THE PROBLEM
Transcribe the listing below word for word.

== GIVEN INFORMATION

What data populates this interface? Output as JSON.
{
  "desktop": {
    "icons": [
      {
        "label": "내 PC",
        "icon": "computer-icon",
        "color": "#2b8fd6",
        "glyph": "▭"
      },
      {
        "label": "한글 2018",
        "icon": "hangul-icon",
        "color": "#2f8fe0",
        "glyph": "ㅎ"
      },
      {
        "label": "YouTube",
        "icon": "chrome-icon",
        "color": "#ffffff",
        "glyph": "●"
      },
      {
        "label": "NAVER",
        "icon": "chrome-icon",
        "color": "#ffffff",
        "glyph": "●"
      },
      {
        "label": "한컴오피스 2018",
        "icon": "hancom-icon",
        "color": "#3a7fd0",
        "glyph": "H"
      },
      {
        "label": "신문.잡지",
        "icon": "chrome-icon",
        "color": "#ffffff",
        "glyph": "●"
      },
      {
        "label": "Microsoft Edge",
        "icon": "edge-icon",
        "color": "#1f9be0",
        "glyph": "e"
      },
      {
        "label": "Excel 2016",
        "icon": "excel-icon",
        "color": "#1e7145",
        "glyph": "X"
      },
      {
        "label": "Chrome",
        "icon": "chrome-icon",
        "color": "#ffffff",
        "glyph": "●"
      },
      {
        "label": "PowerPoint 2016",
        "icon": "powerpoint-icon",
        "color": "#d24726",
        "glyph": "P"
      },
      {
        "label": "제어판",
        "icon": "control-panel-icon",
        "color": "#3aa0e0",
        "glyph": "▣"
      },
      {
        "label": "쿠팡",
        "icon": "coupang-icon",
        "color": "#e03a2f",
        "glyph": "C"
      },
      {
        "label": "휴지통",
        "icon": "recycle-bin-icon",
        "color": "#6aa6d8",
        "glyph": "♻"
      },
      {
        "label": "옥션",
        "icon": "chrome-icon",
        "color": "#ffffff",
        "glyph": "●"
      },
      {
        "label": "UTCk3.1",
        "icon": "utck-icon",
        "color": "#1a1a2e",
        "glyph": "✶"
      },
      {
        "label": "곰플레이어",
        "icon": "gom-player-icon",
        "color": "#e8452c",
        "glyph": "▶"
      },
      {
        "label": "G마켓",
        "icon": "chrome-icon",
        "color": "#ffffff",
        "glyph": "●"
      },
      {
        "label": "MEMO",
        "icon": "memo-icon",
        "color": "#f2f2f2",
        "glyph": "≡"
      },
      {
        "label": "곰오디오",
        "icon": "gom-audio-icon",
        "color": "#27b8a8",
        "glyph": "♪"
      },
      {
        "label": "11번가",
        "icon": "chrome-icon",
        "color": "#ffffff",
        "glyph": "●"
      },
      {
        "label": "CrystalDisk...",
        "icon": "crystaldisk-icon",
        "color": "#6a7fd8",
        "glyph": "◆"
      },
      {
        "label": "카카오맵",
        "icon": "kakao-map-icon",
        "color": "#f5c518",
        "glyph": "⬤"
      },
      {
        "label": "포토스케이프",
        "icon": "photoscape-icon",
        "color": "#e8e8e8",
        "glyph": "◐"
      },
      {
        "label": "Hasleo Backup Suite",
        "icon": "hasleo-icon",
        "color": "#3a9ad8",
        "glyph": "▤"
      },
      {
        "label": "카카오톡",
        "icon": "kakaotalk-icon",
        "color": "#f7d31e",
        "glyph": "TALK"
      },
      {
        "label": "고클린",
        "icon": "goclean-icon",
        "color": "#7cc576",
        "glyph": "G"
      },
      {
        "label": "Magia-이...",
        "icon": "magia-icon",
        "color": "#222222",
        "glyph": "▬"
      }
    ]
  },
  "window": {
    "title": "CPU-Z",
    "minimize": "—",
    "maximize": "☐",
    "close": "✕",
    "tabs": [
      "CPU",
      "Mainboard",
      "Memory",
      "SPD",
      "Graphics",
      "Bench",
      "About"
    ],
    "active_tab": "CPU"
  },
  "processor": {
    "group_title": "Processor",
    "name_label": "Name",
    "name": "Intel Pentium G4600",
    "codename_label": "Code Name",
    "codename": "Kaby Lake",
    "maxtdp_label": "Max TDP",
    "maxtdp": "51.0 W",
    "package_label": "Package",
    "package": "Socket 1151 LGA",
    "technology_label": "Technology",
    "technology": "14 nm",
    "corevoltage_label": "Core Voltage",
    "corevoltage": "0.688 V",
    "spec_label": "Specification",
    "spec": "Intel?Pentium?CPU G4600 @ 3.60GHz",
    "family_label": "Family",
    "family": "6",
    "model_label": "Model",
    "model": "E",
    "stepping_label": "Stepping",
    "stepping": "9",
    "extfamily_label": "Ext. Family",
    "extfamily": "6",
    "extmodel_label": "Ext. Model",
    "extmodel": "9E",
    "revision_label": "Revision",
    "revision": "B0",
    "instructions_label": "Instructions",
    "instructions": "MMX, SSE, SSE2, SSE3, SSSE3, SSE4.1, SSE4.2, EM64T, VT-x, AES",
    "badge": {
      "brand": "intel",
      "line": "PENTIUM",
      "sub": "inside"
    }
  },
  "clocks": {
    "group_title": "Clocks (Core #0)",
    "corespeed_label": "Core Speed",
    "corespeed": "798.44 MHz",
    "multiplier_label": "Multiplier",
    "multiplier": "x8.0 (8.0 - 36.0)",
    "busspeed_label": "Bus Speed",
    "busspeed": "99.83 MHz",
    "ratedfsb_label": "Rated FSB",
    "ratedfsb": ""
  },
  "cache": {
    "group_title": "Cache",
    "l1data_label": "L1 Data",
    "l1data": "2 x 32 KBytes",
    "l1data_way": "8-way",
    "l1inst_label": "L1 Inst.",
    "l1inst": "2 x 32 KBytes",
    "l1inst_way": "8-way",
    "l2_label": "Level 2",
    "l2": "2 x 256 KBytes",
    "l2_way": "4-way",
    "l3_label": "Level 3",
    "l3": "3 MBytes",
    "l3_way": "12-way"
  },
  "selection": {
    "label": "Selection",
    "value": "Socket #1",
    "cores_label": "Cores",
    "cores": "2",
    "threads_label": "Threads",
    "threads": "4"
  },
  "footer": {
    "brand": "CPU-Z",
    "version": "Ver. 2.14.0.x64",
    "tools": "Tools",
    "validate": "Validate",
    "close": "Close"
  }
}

====

FINISHED TASK
What data populates this interface? Output as JSON.
{
  "desktop": {
    "icons": [
      {
        "label": "내 PC",
        "icon": "computer-icon",
        "color": "#2b8fd6",
        "glyph": "▭"
      },
      {
        "label": "한글 2018",
        "icon": "hangul-icon",
        "color": "#2f8fe0",
        "glyph": "ㅎ"
      },
      {
        "label": "YouTube",
        "icon": "chrome-icon",
        "color": "#ffffff",
        "glyph": "●"
      },
      {
        "label": "NAVER",
        "icon": "chrome-icon",
        "color": "#ffffff",
        "glyph": "●"
      },
      {
        "label": "한컴오피스 2018",
        "icon": "hancom-icon",
        "color": "#3a7fd0",
        "glyph": "H"
      },
      {
        "label": "신문.잡지",
        "icon": "chrome-icon",
        "color": "#ffffff",
        "glyph": "●"
      },
      {
        "label": "Microsoft Edge",
        "icon": "edge-icon",
        "color": "#1f9be0",
        "glyph": "e"
      },
      {
        "label": "Excel 2016",
        "icon": "excel-icon",
        "color": "#1e7145",
        "glyph": "X"
      },
      {
        "label": "Chrome",
        "icon": "chrome-icon",
        "color": "#ffffff",
        "glyph": "●"
      },
      {
        "label": "PowerPoint 2016",
        "icon": "powerpoint-icon",
        "color": "#d24726",
        "glyph": "P"
      },
      {
        "label": "제어판",
        "icon": "control-panel-icon",
        "color": "#3aa0e0",
        "glyph": "▣"
      },
      {
        "label": "쿠팡",
        "icon": "coupang-icon",
        "color": "#e03a2f",
        "glyph": "C"
      },
      {
        "label": "휴지통",
        "icon": "recycle-bin-icon",
        "color": "#6aa6d8",
        "glyph": "♻"
      },
      {
        "label": "옥션",
        "icon": "chrome-icon",
        "color": "#ffffff",
        "glyph": "●"
      },
      {
        "label": "UTCk3.1",
        "icon": "utck-icon",
        "color": "#1a1a2e",
        "glyph": "✶"
      },
      {
        "label": "곰플레이어",
        "icon": "gom-player-icon",
        "color": "#e8452c",
        "glyph": "▶"
      },
      {
        "label": "G마켓",
        "icon": "chrome-icon",
        "color": "#ffffff",
        "glyph": "●"
      },
      {
        "label": "MEMO",
        "icon": "memo-icon",
        "color": "#f2f2f2",
        "glyph": "≡"
      },
      {
        "label": "곰오디오",
        "icon": "gom-audio-icon",
        "color": "#27b8a8",
        "glyph": "♪"
      },
      {
        "label": "11번가",
        "icon": "chrome-icon",
        "color": "#ffffff",
        "glyph": "●"
      },
      {
        "label": "CrystalDisk...",
        "icon": "crystaldisk-icon",
        "color": "#6a7fd8",
        "glyph": "◆"
      },
      {
        "label": "카카오맵",
        "icon": "kakao-map-icon",
        "color": "#f5c518",
        "glyph": "⬤"
      },
      {
        "label": "포토스케이프",
        "icon": "photoscape-icon",
        "color": "#e8e8e8",
        "glyph": "◐"
      },
      {
        "label": "Hasleo Backup Suite",
        "icon": "hasleo-icon",
        "color": "#3a9ad8",
        "glyph": "▤"
      },
      {
        "label": "카카오톡",
        "icon": "kakaotalk-icon",
        "color": "#f7d31e",
        "glyph": "TALK"
      },
      {
        "label": "고클린",
        "icon": "goclean-icon",
        "color": "#7cc576",
        "glyph": "G"
      },
      {
        "label": "Magia-이...",
        "icon": "magia-icon",
        "color": "#222222",
        "glyph": "▬"
      }
    ]
  },
  "window": {
    "title": "CPU-Z",
    "minimize": "—",
    "maximize": "☐",
    "close": "✕",
    "tabs": [
      "CPU",
      "Mainboard",
      "Memory",
      "SPD",
      "Graphics",
      "Bench",
      "About"
    ],
    "active_tab": "CPU"
  },
  "processor": {
    "group_title": "Processor",
    "name_label": "Name",
    "name": "Intel Pentium G4600",
    "codename_label": "Code Name",
    "codename": "Kaby Lake",
    "maxtdp_label": "Max TDP",
    "maxtdp": "51.0 W",
    "package_label": "Package",
    "package": "Socket 1151 LGA",
    "technology_label": "Technology",
    "technology": "14 nm",
    "corevoltage_label": "Core Voltage",
    "corevoltage": "0.688 V",
    "spec_label": "Specification",
    "spec": "Intel?Pentium?CPU G4600 @ 3.60GHz",
    "family_label": "Family",
    "family": "6",
    "model_label": "Model",
    "model": "E",
    "stepping_label": "Stepping",
    "stepping": "9",
    "extfamily_label": "Ext. Family",
    "extfamily": "6",
    "extmodel_label": "Ext. Model",
    "extmodel": "9E",
    "revision_label": "Revision",
    "revision": "B0",
    "instructions_label": "Instructions",
    "instructions": "MMX, SSE, SSE2, SSE3, SSSE3, SSE4.1, SSE4.2, EM64T, VT-x, AES",
    "badge": {
      "brand": "intel",
      "line": "PENTIUM",
      "sub": "inside"
    }
  },
  "clocks": {
    "group_title": "Clocks (Core #0)",
    "corespeed_label": "Core Speed",
    "corespeed": "798.44 MHz",
    "multiplier_label": "Multiplier",
    "multiplier": "x8.0 (8.0 - 36.0)",
    "busspeed_label": "Bus Speed",
    "busspeed": "99.83 MHz",
    "ratedfsb_label": "Rated FSB",
    "ratedfsb": ""
  },
  "cache": {
    "group_title": "Cache",
    "l1data_label": "L1 Data",
    "l1data": "2 x 32 KBytes",
    "l1data_way": "8-way",
    "l1inst_label": "L1 Inst.",
    "l1inst": "2 x 32 KBytes",
    "l1inst_way": "8-way",
    "l2_label": "Level 2",
    "l2": "2 x 256 KBytes",
    "l2_way": "4-way",
    "l3_label": "Level 3",
    "l3": "3 MBytes",
    "l3_way": "12-way"
  },
  "selection": {
    "label": "Selection",
    "value": "Socket #1",
    "cores_label": "Cores",
    "cores": "2",
    "threads_label": "Threads",
    "threads": "4"
  },
  "footer": {
    "brand": "CPU-Z",
    "version": "Ver. 2.14.0.x64",
    "tools": "Tools",
    "validate": "Validate",
    "close": "Close"
  }
}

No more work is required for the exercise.